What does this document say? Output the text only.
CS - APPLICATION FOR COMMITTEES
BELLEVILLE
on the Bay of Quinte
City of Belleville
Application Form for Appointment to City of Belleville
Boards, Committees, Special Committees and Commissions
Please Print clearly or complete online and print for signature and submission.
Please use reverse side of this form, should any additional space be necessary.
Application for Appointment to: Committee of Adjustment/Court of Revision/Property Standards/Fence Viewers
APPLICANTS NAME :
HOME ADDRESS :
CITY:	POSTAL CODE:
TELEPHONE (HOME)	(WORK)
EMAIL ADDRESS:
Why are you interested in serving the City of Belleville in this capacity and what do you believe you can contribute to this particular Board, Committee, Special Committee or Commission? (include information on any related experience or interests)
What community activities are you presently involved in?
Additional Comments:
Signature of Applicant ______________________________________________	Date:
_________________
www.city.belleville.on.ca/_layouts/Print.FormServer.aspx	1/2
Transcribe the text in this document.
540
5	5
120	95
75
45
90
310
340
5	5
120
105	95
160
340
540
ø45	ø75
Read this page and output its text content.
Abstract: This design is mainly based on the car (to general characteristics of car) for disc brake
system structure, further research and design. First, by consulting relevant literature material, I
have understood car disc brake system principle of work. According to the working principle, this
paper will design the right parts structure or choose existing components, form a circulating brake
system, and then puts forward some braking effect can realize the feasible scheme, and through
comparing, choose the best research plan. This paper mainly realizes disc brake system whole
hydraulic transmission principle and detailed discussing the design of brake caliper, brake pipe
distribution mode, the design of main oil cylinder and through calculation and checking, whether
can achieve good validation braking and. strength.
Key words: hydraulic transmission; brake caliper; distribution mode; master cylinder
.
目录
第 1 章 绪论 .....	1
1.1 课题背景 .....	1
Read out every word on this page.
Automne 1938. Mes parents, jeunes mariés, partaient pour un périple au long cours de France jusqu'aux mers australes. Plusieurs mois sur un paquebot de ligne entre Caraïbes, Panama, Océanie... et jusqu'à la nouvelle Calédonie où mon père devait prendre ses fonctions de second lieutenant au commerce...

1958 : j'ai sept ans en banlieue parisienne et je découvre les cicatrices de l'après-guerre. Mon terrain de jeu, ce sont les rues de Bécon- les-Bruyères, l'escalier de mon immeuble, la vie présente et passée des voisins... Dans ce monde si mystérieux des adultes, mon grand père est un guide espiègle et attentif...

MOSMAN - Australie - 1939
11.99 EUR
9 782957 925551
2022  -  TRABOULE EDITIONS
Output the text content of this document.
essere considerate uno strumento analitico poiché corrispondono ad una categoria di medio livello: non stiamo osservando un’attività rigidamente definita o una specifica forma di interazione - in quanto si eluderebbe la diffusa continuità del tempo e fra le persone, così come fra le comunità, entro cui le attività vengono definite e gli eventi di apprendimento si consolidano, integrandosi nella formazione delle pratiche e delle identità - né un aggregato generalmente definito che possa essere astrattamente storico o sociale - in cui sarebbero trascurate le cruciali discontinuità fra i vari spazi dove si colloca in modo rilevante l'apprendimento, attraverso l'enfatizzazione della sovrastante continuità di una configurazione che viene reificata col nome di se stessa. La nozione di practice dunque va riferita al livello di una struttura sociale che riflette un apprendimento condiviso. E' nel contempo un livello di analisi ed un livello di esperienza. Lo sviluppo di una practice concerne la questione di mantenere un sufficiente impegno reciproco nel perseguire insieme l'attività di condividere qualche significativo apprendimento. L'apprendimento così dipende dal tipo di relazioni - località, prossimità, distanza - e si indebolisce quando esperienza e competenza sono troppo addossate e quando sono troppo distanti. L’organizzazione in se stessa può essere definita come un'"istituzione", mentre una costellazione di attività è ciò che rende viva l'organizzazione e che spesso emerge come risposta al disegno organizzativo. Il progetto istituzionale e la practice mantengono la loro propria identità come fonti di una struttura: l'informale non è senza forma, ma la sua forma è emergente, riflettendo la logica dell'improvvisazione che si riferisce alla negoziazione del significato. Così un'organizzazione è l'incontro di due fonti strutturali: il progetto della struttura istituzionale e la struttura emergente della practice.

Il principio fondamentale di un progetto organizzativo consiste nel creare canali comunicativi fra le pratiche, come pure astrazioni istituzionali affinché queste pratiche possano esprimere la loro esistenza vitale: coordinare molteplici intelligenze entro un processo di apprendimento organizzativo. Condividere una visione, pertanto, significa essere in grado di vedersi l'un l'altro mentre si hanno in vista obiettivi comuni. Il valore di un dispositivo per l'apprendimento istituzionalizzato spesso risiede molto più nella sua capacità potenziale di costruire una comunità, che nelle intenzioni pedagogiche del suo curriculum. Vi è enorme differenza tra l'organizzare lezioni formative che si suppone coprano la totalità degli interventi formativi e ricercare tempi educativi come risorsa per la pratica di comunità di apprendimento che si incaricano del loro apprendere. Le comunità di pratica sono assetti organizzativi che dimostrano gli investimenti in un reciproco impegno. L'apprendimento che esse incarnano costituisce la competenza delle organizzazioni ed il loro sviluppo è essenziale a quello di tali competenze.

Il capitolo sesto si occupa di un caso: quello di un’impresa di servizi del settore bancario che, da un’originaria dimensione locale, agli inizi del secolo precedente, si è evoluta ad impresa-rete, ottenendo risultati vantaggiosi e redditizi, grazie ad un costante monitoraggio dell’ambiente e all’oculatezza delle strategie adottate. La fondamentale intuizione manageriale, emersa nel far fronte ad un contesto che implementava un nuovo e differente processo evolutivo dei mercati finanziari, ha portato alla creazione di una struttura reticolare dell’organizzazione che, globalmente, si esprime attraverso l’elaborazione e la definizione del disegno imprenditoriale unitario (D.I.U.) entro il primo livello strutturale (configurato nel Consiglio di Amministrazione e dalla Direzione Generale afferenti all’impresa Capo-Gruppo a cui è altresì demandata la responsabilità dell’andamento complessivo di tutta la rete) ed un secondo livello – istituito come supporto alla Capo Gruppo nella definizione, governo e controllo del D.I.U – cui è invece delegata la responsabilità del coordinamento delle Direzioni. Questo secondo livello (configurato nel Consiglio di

☆ ☆ ☆ ☆

WHAT IS REQUIRED: What is the number of lines in these records that contain "principle"? Reply with the number only.

TASK RESULT: 2